- [Stored data]
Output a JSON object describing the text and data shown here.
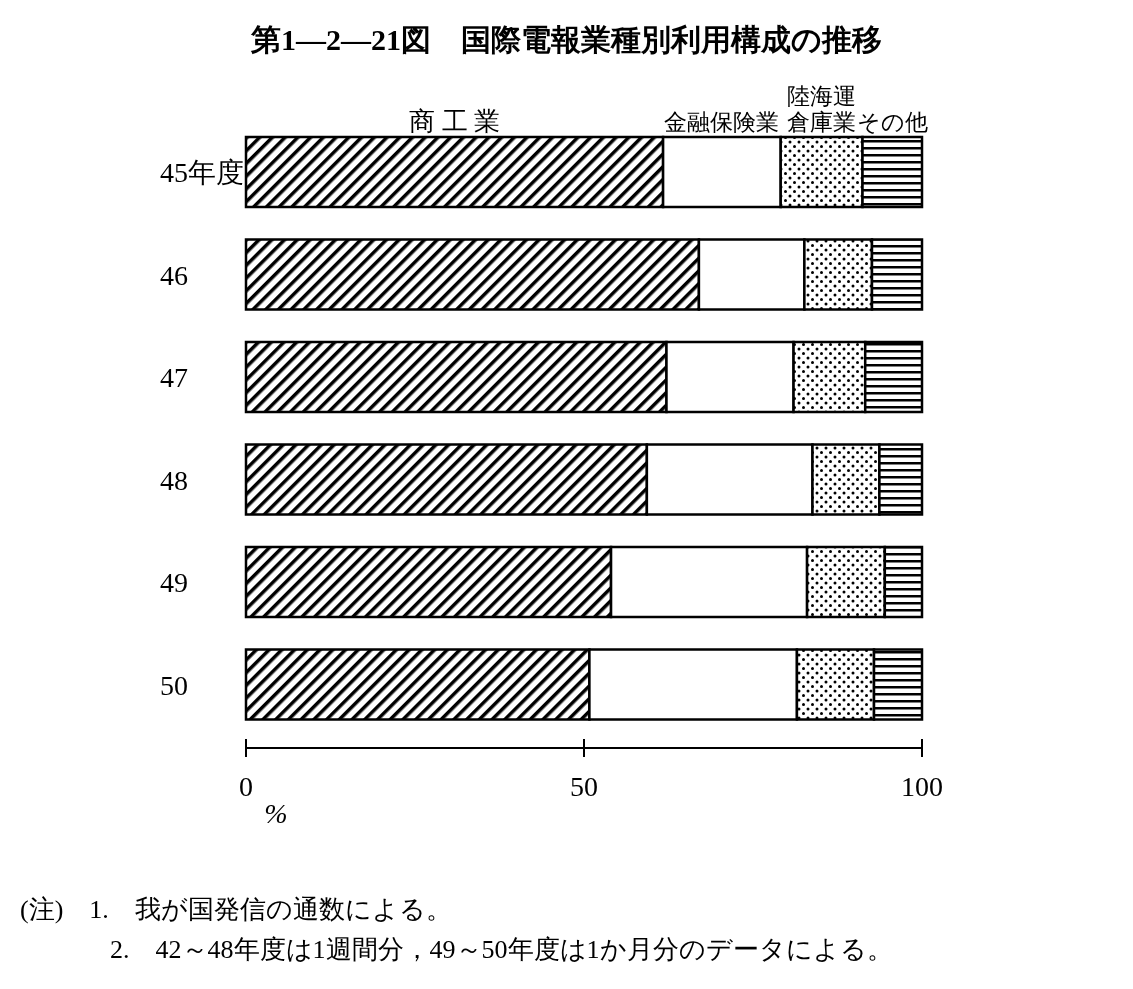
{
  "chart_data": {
    "type": "bar",
    "title": "第1—2—21図　国際電報業種別利用構成の推移",
    "orientation": "horizontal",
    "stacked": true,
    "legend": "top",
    "categories": [
      "45年度",
      "46",
      "47",
      "48",
      "49",
      "50"
    ],
    "series": [
      {
        "name": "商 工 業",
        "color": "#000000",
        "values": [
          61.7,
          67.0,
          62.2,
          59.3,
          54.0,
          50.8
        ]
      },
      {
        "name": "金融保険業",
        "color": "#ffffff",
        "values": [
          17.4,
          15.6,
          18.8,
          24.5,
          29.0,
          30.7
        ]
      },
      {
        "name": "陸海運倉庫業",
        "color": "#000000",
        "values": [
          12.1,
          10.0,
          10.6,
          9.9,
          11.5,
          11.4
        ]
      },
      {
        "name": "その他",
        "color": "#000000",
        "values": [
          8.8,
          7.4,
          8.4,
          6.3,
          5.5,
          7.1
        ]
      }
    ],
    "xlim": [
      0,
      100
    ],
    "xticks": [
      0,
      50,
      100
    ],
    "xlabel": "%",
    "annotations": [
      "(注)　1.　我が国発信の通数による。",
      "2.　42～48年度は1週間分，49～50年度は1か月分のデータによる。"
    ]
  }
}
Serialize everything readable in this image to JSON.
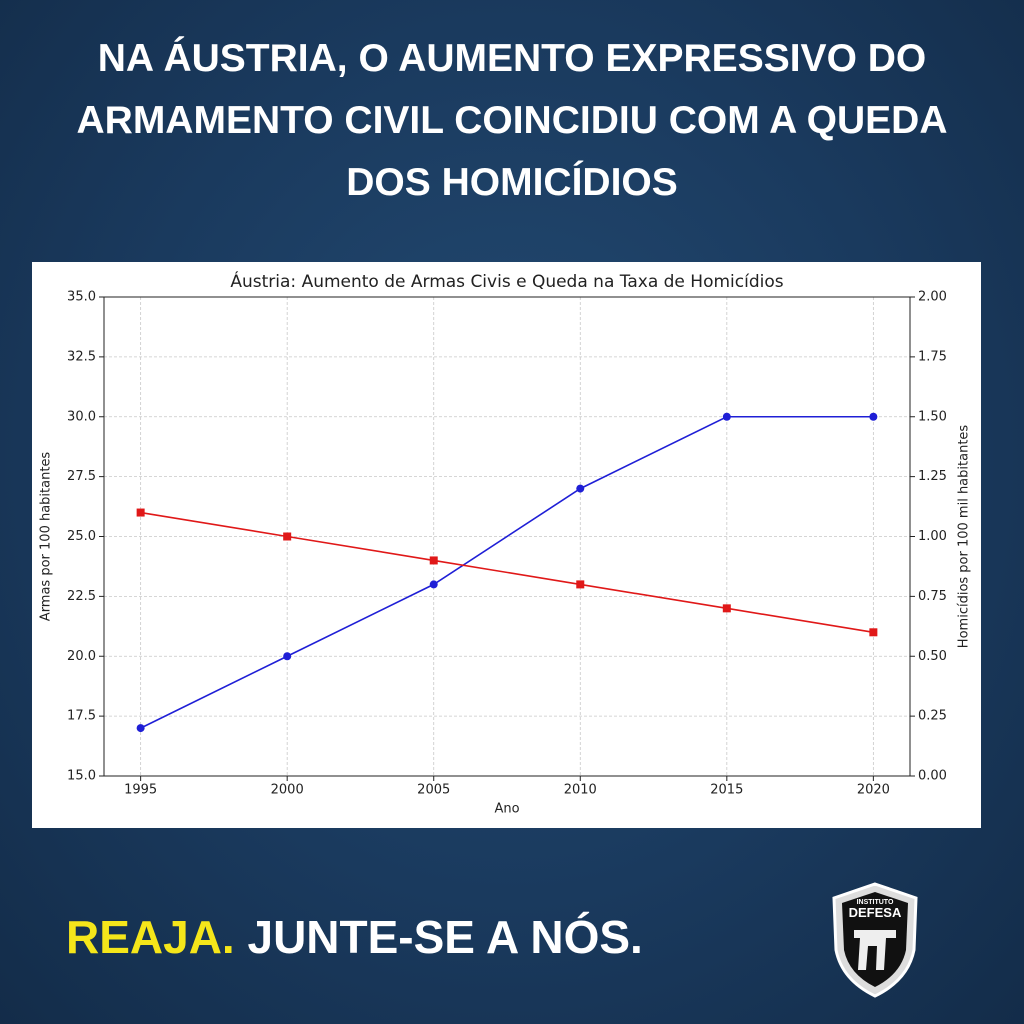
{
  "header": {
    "title_lines": [
      "NA ÁUSTRIA, O AUMENTO EXPRESSIVO DO",
      "ARMAMENTO CIVIL COINCIDIU COM A QUEDA",
      "DOS HOMICÍDIOS"
    ]
  },
  "chart_data": {
    "type": "line",
    "title": "Áustria: Aumento de Armas Civis e Queda na Taxa de Homicídios",
    "x_label": "Ano",
    "y_label": "Armas por 100 habitantes",
    "y2_label": "Homicídios por 100 mil habitantes",
    "x": [
      1995,
      2000,
      2005,
      2010,
      2015,
      2020
    ],
    "series": [
      {
        "name": "Armas por 100 habitantes",
        "color": "#1f1fd6",
        "marker": "circle",
        "values": [
          17,
          20,
          23,
          27,
          30,
          30
        ]
      },
      {
        "name": "Homicídios por 100 mil habitantes",
        "color": "#e01818",
        "marker": "square",
        "axis": "y2",
        "values": [
          1.1,
          1.0,
          0.9,
          0.8,
          0.7,
          0.6
        ]
      }
    ],
    "xlim": [
      1993.75,
      2021.25
    ],
    "xticks": [
      1995,
      2000,
      2005,
      2010,
      2015,
      2020
    ],
    "ylim": [
      15,
      35
    ],
    "yticks": [
      {
        "value": 15,
        "label": "15.0"
      },
      {
        "value": 17.5,
        "label": "17.5"
      },
      {
        "value": 20,
        "label": "20.0"
      },
      {
        "value": 22.5,
        "label": "22.5"
      },
      {
        "value": 25,
        "label": "25.0"
      },
      {
        "value": 27.5,
        "label": "27.5"
      },
      {
        "value": 30,
        "label": "30.0"
      },
      {
        "value": 32.5,
        "label": "32.5"
      },
      {
        "value": 35,
        "label": "35.0"
      }
    ],
    "y2lim": [
      0,
      2
    ],
    "y2ticks": [
      {
        "value": 0,
        "label": "0.00"
      },
      {
        "value": 0.25,
        "label": "0.25"
      },
      {
        "value": 0.5,
        "label": "0.50"
      },
      {
        "value": 0.75,
        "label": "0.75"
      },
      {
        "value": 1,
        "label": "1.00"
      },
      {
        "value": 1.25,
        "label": "1.25"
      },
      {
        "value": 1.5,
        "label": "1.50"
      },
      {
        "value": 1.75,
        "label": "1.75"
      },
      {
        "value": 2,
        "label": "2.00"
      }
    ],
    "grid": true
  },
  "footer": {
    "highlight": "REAJA.",
    "text": "JUNTE-SE A NÓS."
  },
  "logo": {
    "top": "INSTITUTO",
    "name": "DEFESA"
  }
}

- [Objective]
Output all of the records exactly as they appear above, but not the pictures.

- [Response]
Output a JSON object describing the text and data shown here.
{
  "chart_data": {
    "type": "bar",
    "title": "第1—2—21図　国際電報業種別利用構成の推移",
    "orientation": "horizontal",
    "stacked": true,
    "legend": "top",
    "categories": [
      "45年度",
      "46",
      "47",
      "48",
      "49",
      "50"
    ],
    "series": [
      {
        "name": "商 工 業",
        "color": "#000000",
        "values": [
          61.7,
          67.0,
          62.2,
          59.3,
          54.0,
          50.8
        ]
      },
      {
        "name": "金融保険業",
        "color": "#ffffff",
        "values": [
          17.4,
          15.6,
          18.8,
          24.5,
          29.0,
          30.7
        ]
      },
      {
        "name": "陸海運倉庫業",
        "color": "#000000",
        "values": [
          12.1,
          10.0,
          10.6,
          9.9,
          11.5,
          11.4
        ]
      },
      {
        "name": "その他",
        "color": "#000000",
        "values": [
          8.8,
          7.4,
          8.4,
          6.3,
          5.5,
          7.1
        ]
      }
    ],
    "xlim": [
      0,
      100
    ],
    "xticks": [
      0,
      50,
      100
    ],
    "xlabel": "%",
    "annotations": [
      "(注)　1.　我が国発信の通数による。",
      "2.　42～48年度は1週間分，49～50年度は1か月分のデータによる。"
    ]
  }
}
Serialize everything readable in this image to JSON.
{
  "header": {
    "title_lines": [
      "NA ÁUSTRIA, O AUMENTO EXPRESSIVO DO",
      "ARMAMENTO CIVIL COINCIDIU COM A QUEDA",
      "DOS HOMICÍDIOS"
    ]
  },
  "chart_data": {
    "type": "line",
    "title": "Áustria: Aumento de Armas Civis e Queda na Taxa de Homicídios",
    "x_label": "Ano",
    "y_label": "Armas por 100 habitantes",
    "y2_label": "Homicídios por 100 mil habitantes",
    "x": [
      1995,
      2000,
      2005,
      2010,
      2015,
      2020
    ],
    "series": [
      {
        "name": "Armas por 100 habitantes",
        "color": "#1f1fd6",
        "marker": "circle",
        "values": [
          17,
          20,
          23,
          27,
          30,
          30
        ]
      },
      {
        "name": "Homicídios por 100 mil habitantes",
        "color": "#e01818",
        "marker": "square",
        "axis": "y2",
        "values": [
          1.1,
          1.0,
          0.9,
          0.8,
          0.7,
          0.6
        ]
      }
    ],
    "xlim": [
      1993.75,
      2021.25
    ],
    "xticks": [
      1995,
      2000,
      2005,
      2010,
      2015,
      2020
    ],
    "ylim": [
      15,
      35
    ],
    "yticks": [
      {
        "value": 15,
        "label": "15.0"
      },
      {
        "value": 17.5,
        "label": "17.5"
      },
      {
        "value": 20,
        "label": "20.0"
      },
      {
        "value": 22.5,
        "label": "22.5"
      },
      {
        "value": 25,
        "label": "25.0"
      },
      {
        "value": 27.5,
        "label": "27.5"
      },
      {
        "value": 30,
        "label": "30.0"
      },
      {
        "value": 32.5,
        "label": "32.5"
      },
      {
        "value": 35,
        "label": "35.0"
      }
    ],
    "y2lim": [
      0,
      2
    ],
    "y2ticks": [
      {
        "value": 0,
        "label": "0.00"
      },
      {
        "value": 0.25,
        "label": "0.25"
      },
      {
        "value": 0.5,
        "label": "0.50"
      },
      {
        "value": 0.75,
        "label": "0.75"
      },
      {
        "value": 1,
        "label": "1.00"
      },
      {
        "value": 1.25,
        "label": "1.25"
      },
      {
        "value": 1.5,
        "label": "1.50"
      },
      {
        "value": 1.75,
        "label": "1.75"
      },
      {
        "value": 2,
        "label": "2.00"
      }
    ],
    "grid": true
  },
  "footer": {
    "highlight": "REAJA.",
    "text": "JUNTE-SE A NÓS."
  },
  "logo": {
    "top": "INSTITUTO",
    "name": "DEFESA"
  }
}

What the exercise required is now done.